▶ **Aim**
Every line of the material is to be repeated exactly as it stands.

▶ **Records supplied**
· · ·

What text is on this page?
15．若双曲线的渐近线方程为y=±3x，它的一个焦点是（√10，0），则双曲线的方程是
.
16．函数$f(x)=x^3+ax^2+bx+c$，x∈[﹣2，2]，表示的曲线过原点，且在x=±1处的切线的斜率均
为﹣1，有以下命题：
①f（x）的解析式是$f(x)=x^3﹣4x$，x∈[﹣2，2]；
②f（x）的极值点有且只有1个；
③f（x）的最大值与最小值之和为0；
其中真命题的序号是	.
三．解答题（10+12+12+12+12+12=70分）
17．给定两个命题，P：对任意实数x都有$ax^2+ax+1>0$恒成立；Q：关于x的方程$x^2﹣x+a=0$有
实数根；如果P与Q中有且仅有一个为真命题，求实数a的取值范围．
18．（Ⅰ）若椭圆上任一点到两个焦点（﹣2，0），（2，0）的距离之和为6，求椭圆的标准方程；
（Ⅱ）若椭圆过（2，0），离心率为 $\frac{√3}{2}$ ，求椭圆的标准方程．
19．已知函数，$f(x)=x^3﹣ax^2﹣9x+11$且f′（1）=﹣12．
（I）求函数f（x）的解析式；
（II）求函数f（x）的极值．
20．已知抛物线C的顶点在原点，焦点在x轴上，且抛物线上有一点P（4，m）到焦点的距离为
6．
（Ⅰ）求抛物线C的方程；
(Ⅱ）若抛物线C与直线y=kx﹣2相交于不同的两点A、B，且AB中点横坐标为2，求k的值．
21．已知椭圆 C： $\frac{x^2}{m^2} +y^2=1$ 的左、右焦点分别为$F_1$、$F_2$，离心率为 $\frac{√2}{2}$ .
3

· · ·

▶ **Right answer**
What text is on this page?
15．若双曲线的渐近线方程为y=±3x，它的一个焦点是（√10，0），则双曲线的方程是
.
16．函数$f(x)=x^3+ax^2+bx+c$，x∈[﹣2，2]，表示的曲线过原点，且在x=±1处的切线的斜率均
为﹣1，有以下命题：
①f（x）的解析式是$f(x)=x^3﹣4x$，x∈[﹣2，2]；
②f（x）的极值点有且只有1个；
③f（x）的最大值与最小值之和为0；
其中真命题的序号是	.
三．解答题（10+12+12+12+12+12=70分）
17．给定两个命题，P：对任意实数x都有$ax^2+ax+1>0$恒成立；Q：关于x的方程$x^2﹣x+a=0$有
实数根；如果P与Q中有且仅有一个为真命题，求实数a的取值范围．
18．（Ⅰ）若椭圆上任一点到两个焦点（﹣2，0），（2，0）的距离之和为6，求椭圆的标准方程；
（Ⅱ）若椭圆过（2，0），离心率为 $\frac{√3}{2}$ ，求椭圆的标准方程．
19．已知函数，$f(x)=x^3﹣ax^2﹣9x+11$且f′（1）=﹣12．
（I）求函数f（x）的解析式；
（II）求函数f（x）的极值．
20．已知抛物线C的顶点在原点，焦点在x轴上，且抛物线上有一点P（4，m）到焦点的距离为
6．
（Ⅰ）求抛物线C的方程；
(Ⅱ）若抛物线C与直线y=kx﹣2相交于不同的两点A、B，且AB中点横坐标为2，求k的值．
21．已知椭圆 C： $\frac{x^2}{m^2} +y^2=1$ 的左、右焦点分别为$F_1$、$F_2$，离心率为 $\frac{√2}{2}$ .
3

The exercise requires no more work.